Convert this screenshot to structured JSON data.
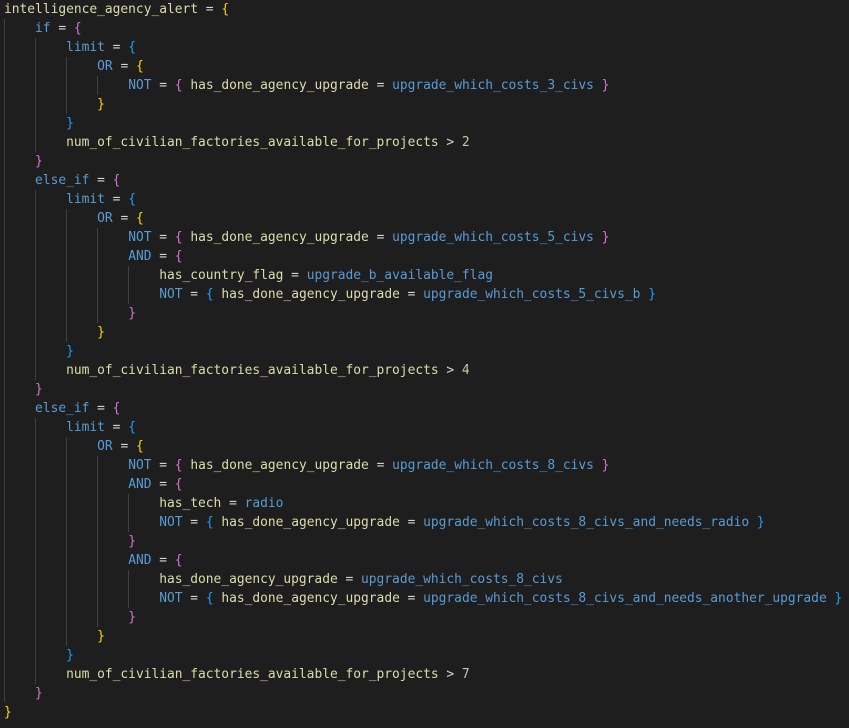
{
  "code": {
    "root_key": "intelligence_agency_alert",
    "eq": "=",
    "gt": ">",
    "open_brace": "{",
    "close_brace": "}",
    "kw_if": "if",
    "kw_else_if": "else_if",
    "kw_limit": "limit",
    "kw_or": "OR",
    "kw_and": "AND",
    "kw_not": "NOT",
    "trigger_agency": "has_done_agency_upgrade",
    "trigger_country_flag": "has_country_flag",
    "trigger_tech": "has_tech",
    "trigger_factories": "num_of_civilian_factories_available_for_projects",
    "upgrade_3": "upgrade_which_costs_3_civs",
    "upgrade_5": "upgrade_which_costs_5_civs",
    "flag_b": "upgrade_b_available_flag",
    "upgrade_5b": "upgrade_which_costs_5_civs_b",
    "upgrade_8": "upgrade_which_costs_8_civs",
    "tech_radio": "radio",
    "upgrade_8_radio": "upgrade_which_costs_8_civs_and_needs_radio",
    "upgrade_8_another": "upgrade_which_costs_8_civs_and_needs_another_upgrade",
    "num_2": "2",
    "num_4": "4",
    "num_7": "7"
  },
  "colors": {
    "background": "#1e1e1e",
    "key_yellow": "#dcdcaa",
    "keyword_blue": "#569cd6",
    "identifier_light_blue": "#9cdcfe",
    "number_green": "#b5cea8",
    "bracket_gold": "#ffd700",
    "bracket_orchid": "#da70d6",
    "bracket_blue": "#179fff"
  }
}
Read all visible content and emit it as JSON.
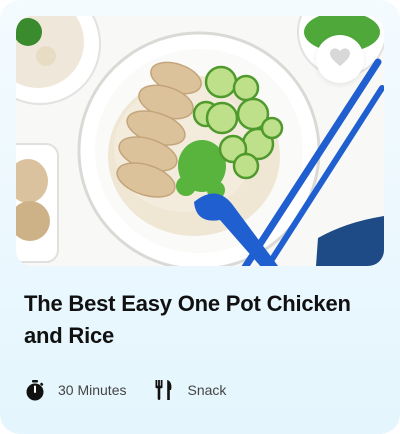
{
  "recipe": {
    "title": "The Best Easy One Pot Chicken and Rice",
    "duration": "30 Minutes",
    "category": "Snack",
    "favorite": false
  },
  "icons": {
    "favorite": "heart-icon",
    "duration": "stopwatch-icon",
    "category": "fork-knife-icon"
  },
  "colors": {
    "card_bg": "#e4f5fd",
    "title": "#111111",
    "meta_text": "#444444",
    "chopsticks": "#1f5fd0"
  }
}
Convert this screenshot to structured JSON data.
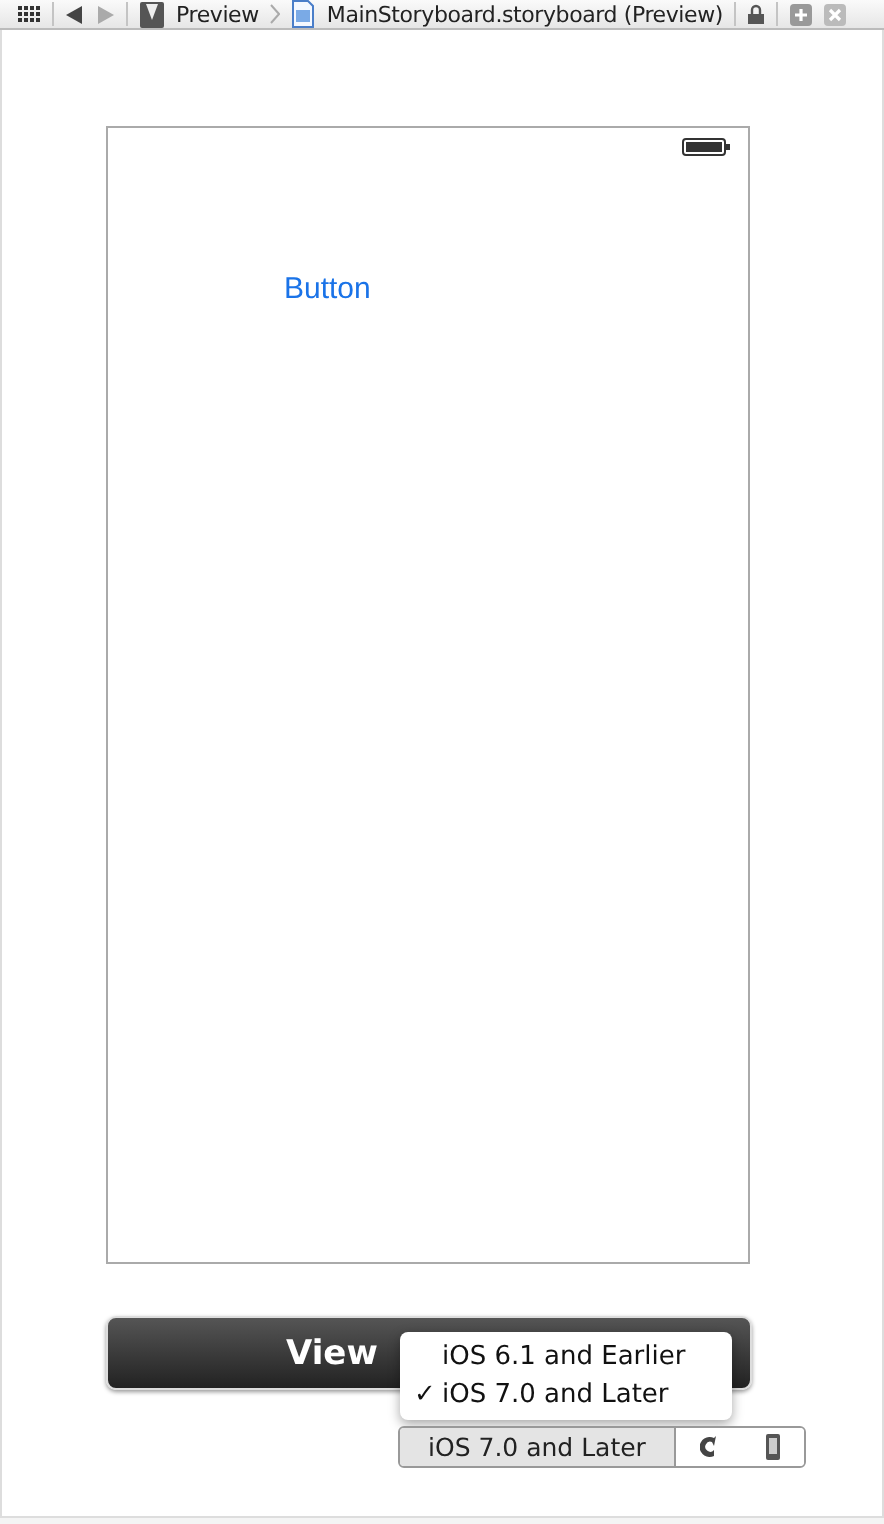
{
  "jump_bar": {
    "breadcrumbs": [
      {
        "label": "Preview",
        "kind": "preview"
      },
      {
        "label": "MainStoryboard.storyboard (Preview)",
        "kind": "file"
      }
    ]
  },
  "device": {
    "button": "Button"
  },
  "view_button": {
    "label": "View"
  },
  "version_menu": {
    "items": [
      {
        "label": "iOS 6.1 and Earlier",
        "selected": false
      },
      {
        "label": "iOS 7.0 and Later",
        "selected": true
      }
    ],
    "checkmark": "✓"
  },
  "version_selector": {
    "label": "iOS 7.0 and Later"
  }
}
...
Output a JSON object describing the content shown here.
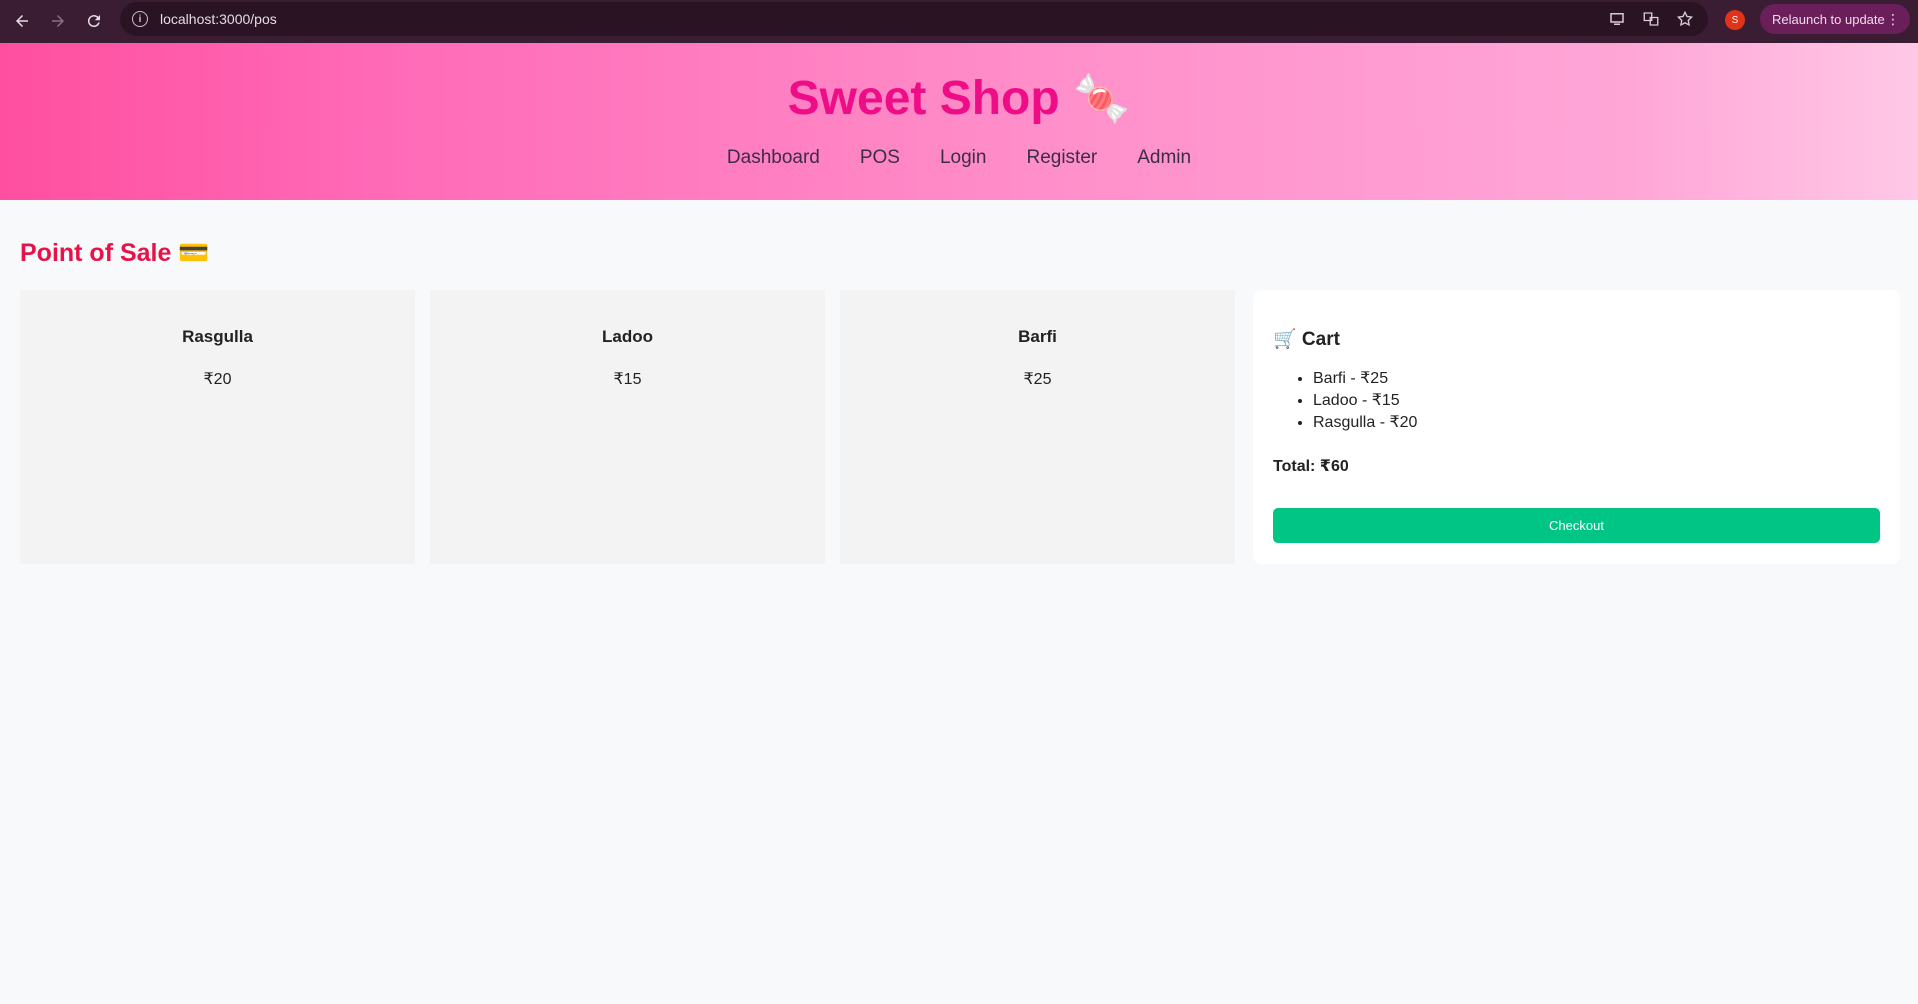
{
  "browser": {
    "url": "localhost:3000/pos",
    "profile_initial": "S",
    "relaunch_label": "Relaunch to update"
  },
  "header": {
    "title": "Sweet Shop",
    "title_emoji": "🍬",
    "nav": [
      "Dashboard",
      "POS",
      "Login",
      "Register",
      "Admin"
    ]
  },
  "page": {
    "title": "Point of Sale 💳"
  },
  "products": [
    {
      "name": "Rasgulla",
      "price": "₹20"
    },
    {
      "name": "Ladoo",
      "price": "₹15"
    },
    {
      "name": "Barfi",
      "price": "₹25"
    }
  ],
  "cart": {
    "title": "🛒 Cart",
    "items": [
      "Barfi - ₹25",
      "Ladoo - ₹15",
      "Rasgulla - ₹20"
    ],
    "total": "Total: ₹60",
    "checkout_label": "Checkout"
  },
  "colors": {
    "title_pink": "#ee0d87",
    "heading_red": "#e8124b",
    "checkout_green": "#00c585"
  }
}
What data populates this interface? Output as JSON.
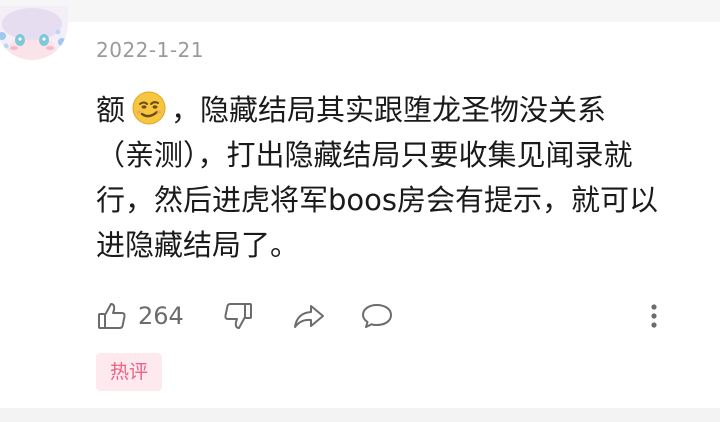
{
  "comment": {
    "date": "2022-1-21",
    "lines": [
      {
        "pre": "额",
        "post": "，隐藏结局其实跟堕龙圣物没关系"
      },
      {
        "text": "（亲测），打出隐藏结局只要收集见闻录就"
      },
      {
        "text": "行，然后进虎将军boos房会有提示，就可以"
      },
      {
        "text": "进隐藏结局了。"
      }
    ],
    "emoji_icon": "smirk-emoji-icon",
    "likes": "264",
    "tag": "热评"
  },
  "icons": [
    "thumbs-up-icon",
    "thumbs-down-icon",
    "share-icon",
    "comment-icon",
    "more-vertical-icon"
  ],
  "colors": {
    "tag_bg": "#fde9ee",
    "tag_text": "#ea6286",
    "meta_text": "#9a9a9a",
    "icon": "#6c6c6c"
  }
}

* Problem description *
From the data, pick out every line that includes "name".

* Answer for the task *
      "name": "Rasgulla",
      "name": "Ladoo",
      "name": "Barfi",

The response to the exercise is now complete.